* start Records for the exercise *

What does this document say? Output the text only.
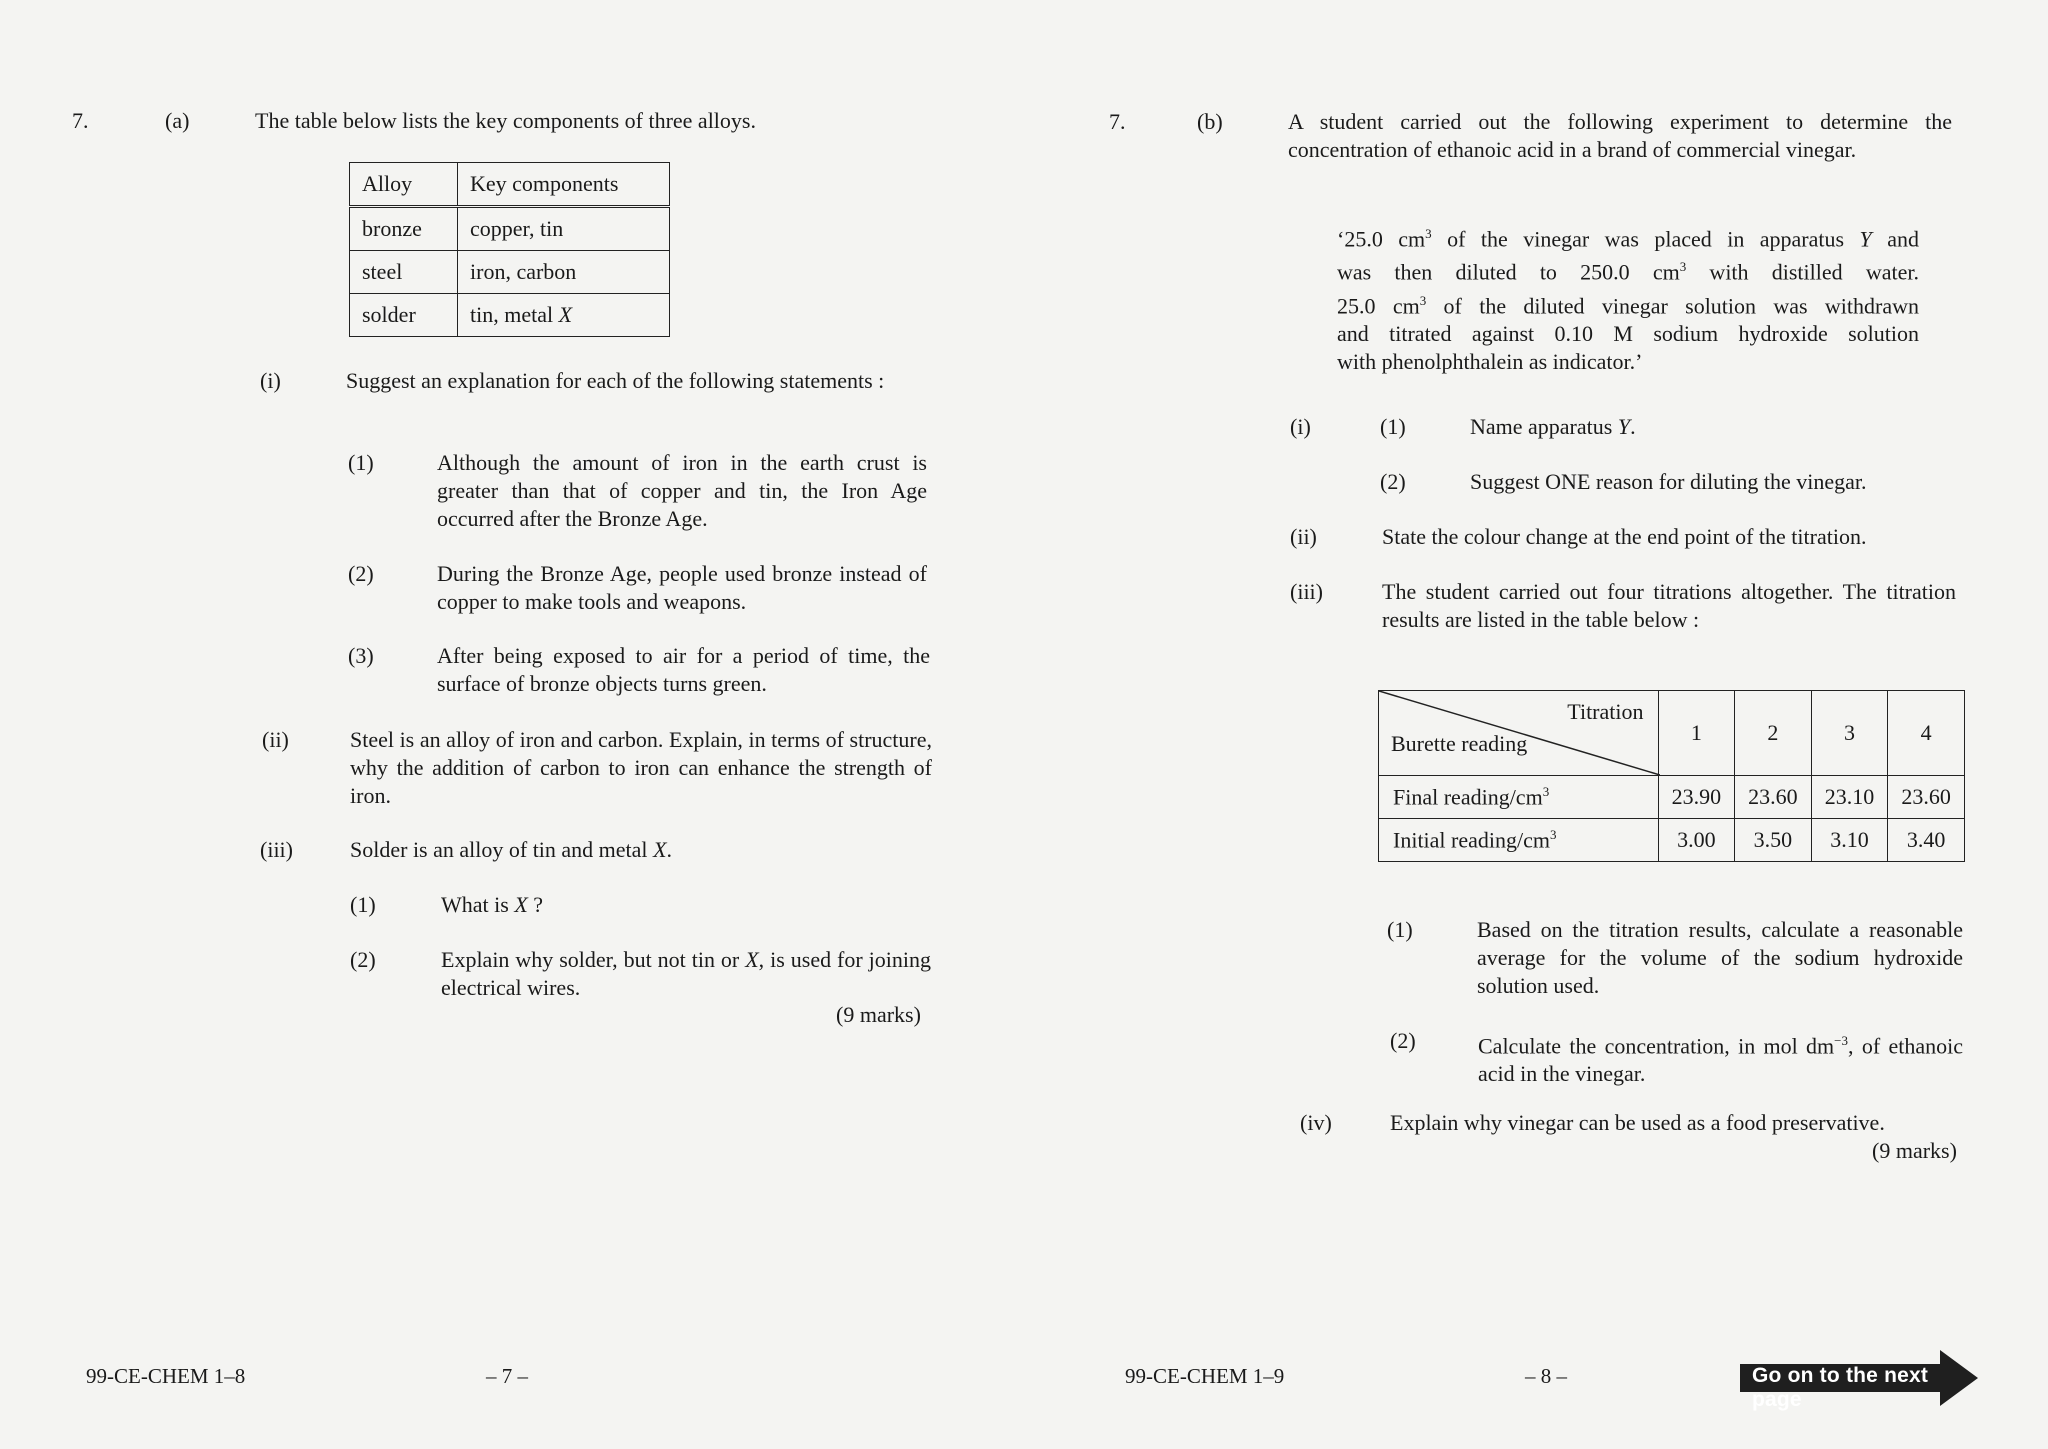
7.	(a)	The table below lists the key components of three alloys.
Alloy	Key components
bronze	copper, tin
steel	iron, carbon
solder	tin, metal X
(i)	Suggest an explanation for each of the following statements :
(1)	Although the amount of iron in the earth crust is greater than that of copper and tin, the Iron Age occurred after the Bronze Age.
(2)	During the Bronze Age, people used bronze instead of copper to make tools and weapons.
(3)	After being exposed to air for a period of time, the surface of bronze objects turns green.
(ii)	Steel is an alloy of iron and carbon. Explain, in terms of structure, why the addition of carbon to iron can enhance the strength of iron.
(iii)	Solder is an alloy of tin and metal X.
(1)	What is X ?
(2)	Explain why solder, but not tin or X, is used for joining electrical wires.
(9 marks)
99-CE-CHEM 1–8	– 7 –
7.	(b)	A student carried out the following experiment to determine the concentration of ethanoic acid in a brand of commercial vinegar.
‘25.0 $cm^3$ of the vinegar was placed in apparatus Y and
was then diluted to 250.0 $cm^3$ with distilled water.
25.0 $cm^3$ of the diluted vinegar solution was withdrawn
and titrated against 0.10 M sodium hydroxide solution
with phenolphthalein as indicator.’
(i)	(1)	Name apparatus Y.
(2)	Suggest ONE reason for diluting the vinegar.
(ii)	State the colour change at the end point of the titration.
(iii)	The student carried out four titrations altogether. The titration results are listed in the table below :
Titration
Burette reading	1	2	3	4
Final reading/$cm^3$	23.90	23.60	23.10	23.60
Initial reading/$cm^3$	3.00	3.50	3.10	3.40
(1)	Based on the titration results, calculate a reasonable average for the volume of the sodium hydroxide solution used.
(2)	Calculate the concentration, in mol $dm^{-3}$, of ethanoic acid in the vinegar.
(iv)	Explain why vinegar can be used as a food preservative.
(9 marks)
99-CE-CHEM 1–9	– 8 –	Go on to the next page
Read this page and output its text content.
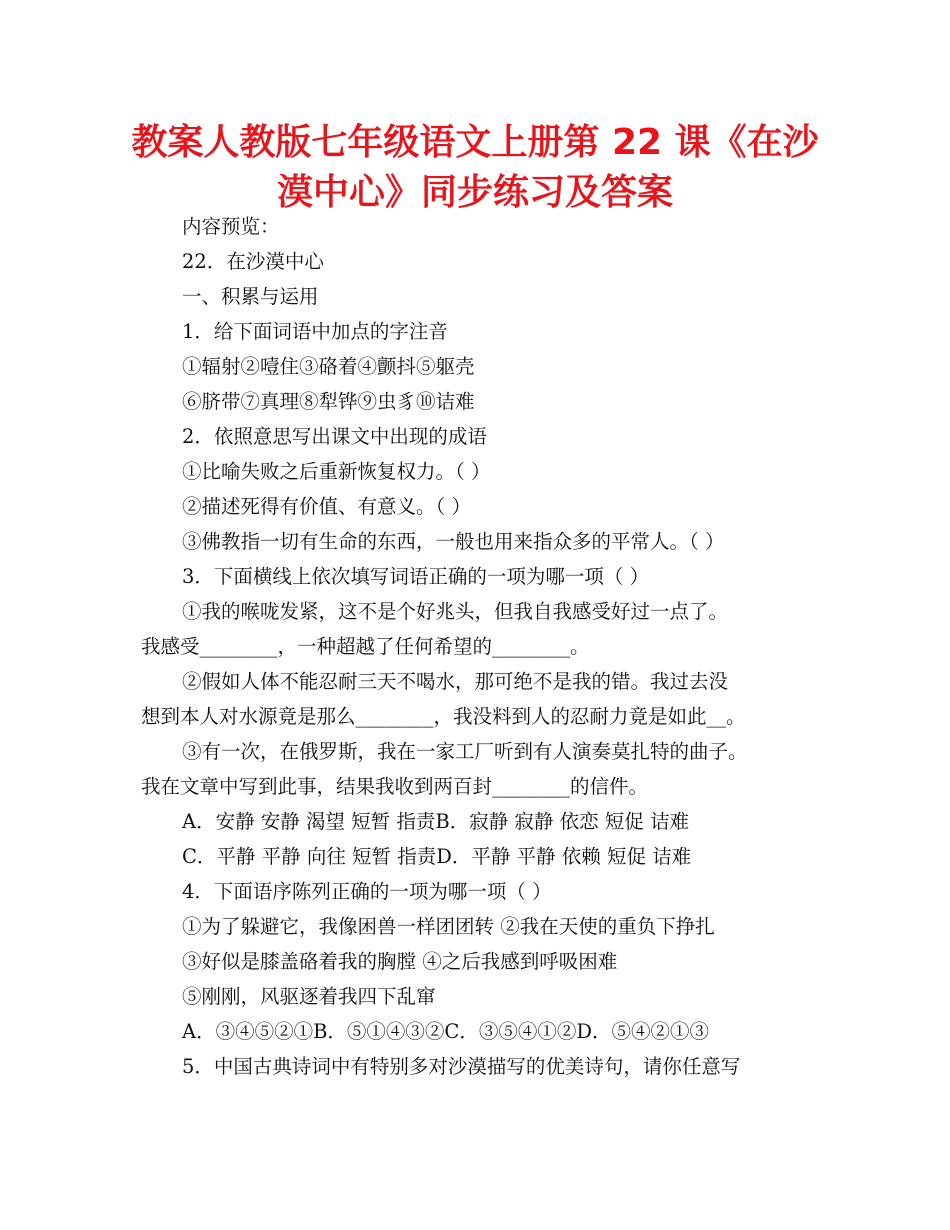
教案人教版七年级语文上册第 22 课《在沙
漠中心》同步练习及答案
内容预览：
22．在沙漠中心
一、积累与运用
1．给下面词语中加点的字注音
①辐射②噎住③硌着④颤抖⑤躯壳
⑥脐带⑦真理⑧犁铧⑨虫豸⑩诘难
2．依照意思写出课文中出现的成语
①比喻失败之后重新恢复权力。（ ）
②描述死得有价值、有意义。（ ）
③佛教指一切有生命的东西，一般也用来指众多的平常人。（ ）
3．下面横线上依次填写词语正确的一项为哪一项（ ）
①我的喉咙发紧，这不是个好兆头，但我自我感受好过一点了。
我感受________，一种超越了任何希望的________。
②假如人体不能忍耐三天不喝水，那可绝不是我的错。我过去没
想到本人对水源竟是那么________，我没料到人的忍耐力竟是如此__。
③有一次，在俄罗斯，我在一家工厂听到有人演奏莫扎特的曲子。
我在文章中写到此事，结果我收到两百封________的信件。
A．安静 安静 渴望 短暂 指责B．寂静 寂静 依恋 短促 诘难
C．平静 平静 向往 短暂 指责D．平静 平静 依赖 短促 诘难
4．下面语序陈列正确的一项为哪一项（ ）
①为了躲避它，我像困兽一样团团转 ②我在天使的重负下挣扎
③好似是膝盖硌着我的胸膛 ④之后我感到呼吸困难
⑤刚刚，风驱逐着我四下乱窜
A．③④⑤②①B．⑤①④③②C．③⑤④①②D．⑤④②①③
5．中国古典诗词中有特别多对沙漠描写的优美诗句，请你任意写
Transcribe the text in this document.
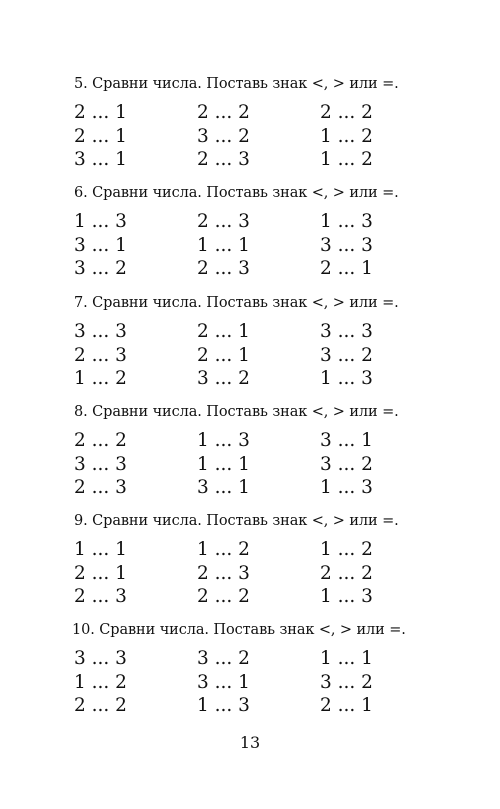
5. Сравни числа. Поставь знак <, > или =.
2 ... 1	2 ... 2	2 ... 2
2 ... 1	3 ... 2	1 ... 2
3 ... 1	2 ... 3	1 ... 2
6. Сравни числа. Поставь знак <, > или =.
1 ... 3	2 ... 3	1 ... 3
3 ... 1	1 ... 1	3 ... 3
3 ... 2	2 ... 3	2 ... 1
7. Сравни числа. Поставь знак <, > или =.
3 ... 3	2 ... 1	3 ... 3
2 ... 3	2 ... 1	3 ... 2
1 ... 2	3 ... 2	1 ... 3
8. Сравни числа. Поставь знак <, > или =.
2 ... 2	1 ... 3	3 ... 1
3 ... 3	1 ... 1	3 ... 2
2 ... 3	3 ... 1	1 ... 3
9. Сравни числа. Поставь знак <, > или =.
1 ... 1	1 ... 2	1 ... 2
2 ... 1	2 ... 3	2 ... 2
2 ... 3	2 ... 2	1 ... 3
10. Сравни числа. Поставь знак <, > или =.
3 ... 3	3 ... 2	1 ... 1
1 ... 2	3 ... 1	3 ... 2
2 ... 2	1 ... 3	2 ... 1
13
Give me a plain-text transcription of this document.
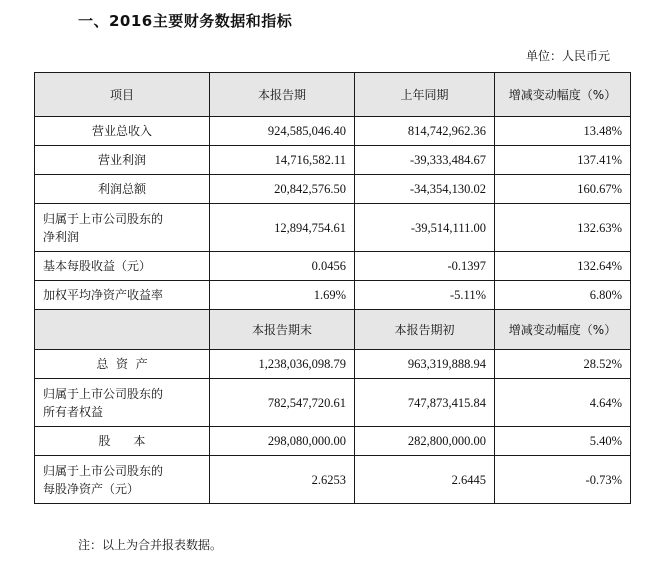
一、2016主要财务数据和指标
单位：人民币元
项目	本报告期	上年同期	增减变动幅度（%）
营业总收入	924,585,046.40	814,742,962.36	13.48%
营业利润	14,716,582.11	-39,333,484.67	137.41%
利润总额	20,842,576.50	-34,354,130.02	160.67%

归属于上市公司股东的
净利润	12,894,754.61	-39,514,111.00	132.63%
基本每股收益（元）	0.0456	-0.1397	132.64%
加权平均净资产收益率	1.69%	-5.11%	6.80%
	本报告期末	本报告期初	增减变动幅度（%）
总  资  产	1,238,036,098.79	963,319,888.94	28.52%

归属于上市公司股东的
所有者权益	782,547,720.61	747,873,415.84	4.64%
股      本	298,080,000.00	282,800,000.00	5.40%

归属于上市公司股东的
每股净资产（元）	2.6253	2.6445	-0.73%
注：以上为合并报表数据。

* end Records for the exercise *

From the listing above, collect each line in which the string "Поставь" appears.

5. Сравни числа. Поставь знак <, > или =.
6. Сравни числа. Поставь знак <, > или =.
7. Сравни числа. Поставь знак <, > или =.
8. Сравни числа. Поставь знак <, > или =.
9. Сравни числа. Поставь знак <, > или =.
10. Сравни числа. Поставь знак <, > или =.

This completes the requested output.